═════ GIVEN DATA

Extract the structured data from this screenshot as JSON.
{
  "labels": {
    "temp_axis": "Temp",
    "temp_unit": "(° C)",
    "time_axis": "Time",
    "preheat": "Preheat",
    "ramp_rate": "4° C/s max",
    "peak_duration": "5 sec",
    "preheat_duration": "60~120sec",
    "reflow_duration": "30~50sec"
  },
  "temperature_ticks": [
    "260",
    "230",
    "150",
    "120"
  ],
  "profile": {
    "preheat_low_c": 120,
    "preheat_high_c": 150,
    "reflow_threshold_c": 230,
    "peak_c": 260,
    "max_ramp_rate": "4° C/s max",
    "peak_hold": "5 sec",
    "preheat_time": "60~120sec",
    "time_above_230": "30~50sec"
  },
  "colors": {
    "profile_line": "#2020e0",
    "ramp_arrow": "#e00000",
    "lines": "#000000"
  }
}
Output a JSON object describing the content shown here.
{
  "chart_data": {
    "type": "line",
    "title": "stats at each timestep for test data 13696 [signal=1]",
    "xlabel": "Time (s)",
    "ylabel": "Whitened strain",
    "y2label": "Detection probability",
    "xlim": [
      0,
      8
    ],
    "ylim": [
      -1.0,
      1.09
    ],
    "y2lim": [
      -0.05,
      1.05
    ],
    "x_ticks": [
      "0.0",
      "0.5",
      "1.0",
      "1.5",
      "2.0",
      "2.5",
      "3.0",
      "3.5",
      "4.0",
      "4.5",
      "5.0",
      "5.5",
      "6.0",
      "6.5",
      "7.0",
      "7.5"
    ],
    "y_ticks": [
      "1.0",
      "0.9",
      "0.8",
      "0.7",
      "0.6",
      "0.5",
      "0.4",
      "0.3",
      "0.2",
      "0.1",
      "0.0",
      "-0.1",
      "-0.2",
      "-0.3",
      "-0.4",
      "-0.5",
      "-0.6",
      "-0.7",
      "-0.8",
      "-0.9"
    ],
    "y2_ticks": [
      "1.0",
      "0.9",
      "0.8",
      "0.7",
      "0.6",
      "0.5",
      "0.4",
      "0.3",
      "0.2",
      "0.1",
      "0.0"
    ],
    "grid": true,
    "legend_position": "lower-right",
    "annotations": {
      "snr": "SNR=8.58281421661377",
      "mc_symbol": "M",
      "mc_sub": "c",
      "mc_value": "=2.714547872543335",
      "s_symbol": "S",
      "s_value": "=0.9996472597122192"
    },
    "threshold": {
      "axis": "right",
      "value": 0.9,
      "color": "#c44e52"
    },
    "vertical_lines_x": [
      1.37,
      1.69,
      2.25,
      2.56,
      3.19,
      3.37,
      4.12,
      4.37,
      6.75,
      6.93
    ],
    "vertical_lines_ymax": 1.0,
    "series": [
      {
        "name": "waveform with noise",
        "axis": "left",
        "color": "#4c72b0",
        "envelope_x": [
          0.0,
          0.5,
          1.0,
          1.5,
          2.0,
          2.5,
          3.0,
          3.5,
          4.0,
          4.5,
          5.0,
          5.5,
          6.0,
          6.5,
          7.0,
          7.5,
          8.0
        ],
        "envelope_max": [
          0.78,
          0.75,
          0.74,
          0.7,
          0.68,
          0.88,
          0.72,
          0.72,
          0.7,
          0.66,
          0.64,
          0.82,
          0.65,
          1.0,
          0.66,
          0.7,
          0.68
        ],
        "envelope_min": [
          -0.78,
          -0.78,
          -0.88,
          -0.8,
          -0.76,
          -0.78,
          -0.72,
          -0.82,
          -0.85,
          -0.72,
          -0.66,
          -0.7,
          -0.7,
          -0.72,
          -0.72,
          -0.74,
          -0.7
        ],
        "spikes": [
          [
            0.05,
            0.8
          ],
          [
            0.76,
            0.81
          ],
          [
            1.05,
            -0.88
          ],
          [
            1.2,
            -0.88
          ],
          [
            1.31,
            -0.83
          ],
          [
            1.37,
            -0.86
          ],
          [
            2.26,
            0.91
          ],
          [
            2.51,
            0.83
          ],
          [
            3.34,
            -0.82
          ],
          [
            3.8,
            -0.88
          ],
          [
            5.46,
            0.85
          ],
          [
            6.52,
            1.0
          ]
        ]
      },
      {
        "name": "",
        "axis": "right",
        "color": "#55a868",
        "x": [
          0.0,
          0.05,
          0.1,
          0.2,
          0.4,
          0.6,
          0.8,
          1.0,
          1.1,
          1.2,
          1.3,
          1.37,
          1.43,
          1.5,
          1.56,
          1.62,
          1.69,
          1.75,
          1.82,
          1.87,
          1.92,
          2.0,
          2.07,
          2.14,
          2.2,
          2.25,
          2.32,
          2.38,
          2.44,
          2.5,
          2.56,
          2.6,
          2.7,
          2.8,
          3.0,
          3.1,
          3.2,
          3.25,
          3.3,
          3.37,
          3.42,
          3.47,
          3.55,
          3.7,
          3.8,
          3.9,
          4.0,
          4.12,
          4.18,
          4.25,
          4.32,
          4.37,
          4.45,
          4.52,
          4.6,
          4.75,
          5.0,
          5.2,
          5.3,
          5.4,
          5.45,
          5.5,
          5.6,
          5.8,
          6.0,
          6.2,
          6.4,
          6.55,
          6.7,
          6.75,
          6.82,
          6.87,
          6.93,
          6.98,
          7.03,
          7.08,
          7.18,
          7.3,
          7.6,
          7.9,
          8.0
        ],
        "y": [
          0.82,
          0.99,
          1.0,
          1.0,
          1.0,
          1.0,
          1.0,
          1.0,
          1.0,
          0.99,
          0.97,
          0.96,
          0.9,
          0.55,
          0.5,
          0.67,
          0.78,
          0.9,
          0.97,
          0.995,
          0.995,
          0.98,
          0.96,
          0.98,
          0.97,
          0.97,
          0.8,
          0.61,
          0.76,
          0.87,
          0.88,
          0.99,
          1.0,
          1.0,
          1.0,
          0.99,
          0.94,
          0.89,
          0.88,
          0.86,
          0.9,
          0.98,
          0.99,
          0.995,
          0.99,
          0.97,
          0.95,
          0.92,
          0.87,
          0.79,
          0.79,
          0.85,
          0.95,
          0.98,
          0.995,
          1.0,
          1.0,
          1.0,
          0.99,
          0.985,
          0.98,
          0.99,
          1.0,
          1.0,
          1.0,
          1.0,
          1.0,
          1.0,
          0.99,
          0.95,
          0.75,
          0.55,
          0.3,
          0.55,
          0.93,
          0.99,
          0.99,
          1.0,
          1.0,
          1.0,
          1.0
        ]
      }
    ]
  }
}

══════════

REQUIRED TASK
In how many lines of the data does the string "JSON" appear? Give only the number.

CORRECT RESPONSE
2